Exercise brief:
In the listing below, find every line containing "Build" and copy it out.

++++++++++

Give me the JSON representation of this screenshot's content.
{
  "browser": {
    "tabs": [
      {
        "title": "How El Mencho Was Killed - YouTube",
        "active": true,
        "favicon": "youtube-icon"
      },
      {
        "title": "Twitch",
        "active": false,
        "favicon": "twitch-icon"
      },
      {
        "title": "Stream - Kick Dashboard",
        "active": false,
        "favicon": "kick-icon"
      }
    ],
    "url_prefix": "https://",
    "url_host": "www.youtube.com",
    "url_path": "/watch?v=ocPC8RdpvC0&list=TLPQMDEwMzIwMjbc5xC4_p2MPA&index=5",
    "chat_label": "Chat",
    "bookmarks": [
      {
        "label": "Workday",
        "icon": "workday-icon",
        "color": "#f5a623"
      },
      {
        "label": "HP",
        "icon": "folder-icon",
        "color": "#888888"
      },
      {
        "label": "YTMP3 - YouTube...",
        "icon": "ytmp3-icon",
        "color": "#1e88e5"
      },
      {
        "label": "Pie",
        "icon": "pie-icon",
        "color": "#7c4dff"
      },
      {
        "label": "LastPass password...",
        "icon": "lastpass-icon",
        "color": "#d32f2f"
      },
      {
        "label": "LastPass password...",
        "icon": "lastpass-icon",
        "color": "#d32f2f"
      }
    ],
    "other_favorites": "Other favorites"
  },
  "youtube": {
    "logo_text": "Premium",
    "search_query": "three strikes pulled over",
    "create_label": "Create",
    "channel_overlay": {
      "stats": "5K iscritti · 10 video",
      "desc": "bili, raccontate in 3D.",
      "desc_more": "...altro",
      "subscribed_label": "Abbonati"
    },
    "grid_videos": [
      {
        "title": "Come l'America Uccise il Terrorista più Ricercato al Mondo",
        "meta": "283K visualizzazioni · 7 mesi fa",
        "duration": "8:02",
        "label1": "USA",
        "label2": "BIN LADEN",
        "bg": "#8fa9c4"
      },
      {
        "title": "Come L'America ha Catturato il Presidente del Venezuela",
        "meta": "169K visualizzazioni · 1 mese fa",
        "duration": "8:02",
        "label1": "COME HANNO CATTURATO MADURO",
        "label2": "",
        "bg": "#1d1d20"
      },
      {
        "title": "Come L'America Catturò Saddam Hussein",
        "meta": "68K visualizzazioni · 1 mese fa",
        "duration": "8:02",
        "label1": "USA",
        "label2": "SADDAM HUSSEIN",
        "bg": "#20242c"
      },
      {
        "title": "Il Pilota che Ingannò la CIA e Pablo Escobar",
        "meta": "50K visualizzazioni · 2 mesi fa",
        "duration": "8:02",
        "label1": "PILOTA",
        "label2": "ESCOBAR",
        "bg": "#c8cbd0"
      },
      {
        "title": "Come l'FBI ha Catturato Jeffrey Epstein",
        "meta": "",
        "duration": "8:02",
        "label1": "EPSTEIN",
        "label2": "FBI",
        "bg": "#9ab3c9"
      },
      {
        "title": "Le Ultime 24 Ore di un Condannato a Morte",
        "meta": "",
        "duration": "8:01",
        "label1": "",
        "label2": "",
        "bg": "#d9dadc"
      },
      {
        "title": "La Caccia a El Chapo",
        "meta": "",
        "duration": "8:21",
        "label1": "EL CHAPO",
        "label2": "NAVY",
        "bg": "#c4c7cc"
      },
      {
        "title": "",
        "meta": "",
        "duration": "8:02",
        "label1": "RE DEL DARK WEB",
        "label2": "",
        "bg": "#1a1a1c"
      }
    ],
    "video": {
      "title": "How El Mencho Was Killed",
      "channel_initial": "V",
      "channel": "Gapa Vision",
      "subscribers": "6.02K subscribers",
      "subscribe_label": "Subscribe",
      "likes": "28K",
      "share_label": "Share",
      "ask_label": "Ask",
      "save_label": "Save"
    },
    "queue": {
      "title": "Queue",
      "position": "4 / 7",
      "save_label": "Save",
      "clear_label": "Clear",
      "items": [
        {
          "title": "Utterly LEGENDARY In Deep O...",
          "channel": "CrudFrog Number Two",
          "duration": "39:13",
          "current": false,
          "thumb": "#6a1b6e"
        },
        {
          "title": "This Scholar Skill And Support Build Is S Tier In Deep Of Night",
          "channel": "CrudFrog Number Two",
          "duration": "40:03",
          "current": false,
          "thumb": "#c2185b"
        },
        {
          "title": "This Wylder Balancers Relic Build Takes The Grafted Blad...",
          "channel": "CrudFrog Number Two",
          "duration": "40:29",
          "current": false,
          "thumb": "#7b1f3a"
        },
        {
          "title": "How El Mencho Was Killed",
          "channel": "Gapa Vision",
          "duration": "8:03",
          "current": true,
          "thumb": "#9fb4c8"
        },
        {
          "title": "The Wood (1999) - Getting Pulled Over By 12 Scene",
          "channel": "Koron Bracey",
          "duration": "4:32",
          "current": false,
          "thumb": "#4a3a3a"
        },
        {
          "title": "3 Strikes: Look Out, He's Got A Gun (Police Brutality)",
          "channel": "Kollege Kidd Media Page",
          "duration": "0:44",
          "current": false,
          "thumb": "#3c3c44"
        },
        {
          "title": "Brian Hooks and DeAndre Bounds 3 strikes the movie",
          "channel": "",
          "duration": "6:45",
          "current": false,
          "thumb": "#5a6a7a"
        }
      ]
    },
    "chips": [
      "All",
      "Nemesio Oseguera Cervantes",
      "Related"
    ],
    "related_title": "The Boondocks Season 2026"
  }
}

++++++++++

Finished answer:
          "title": "This Scholar Skill And Support Build Is S Tier In Deep Of Night",
          "title": "This Wylder Balancers Relic Build Takes The Grafted Blad...",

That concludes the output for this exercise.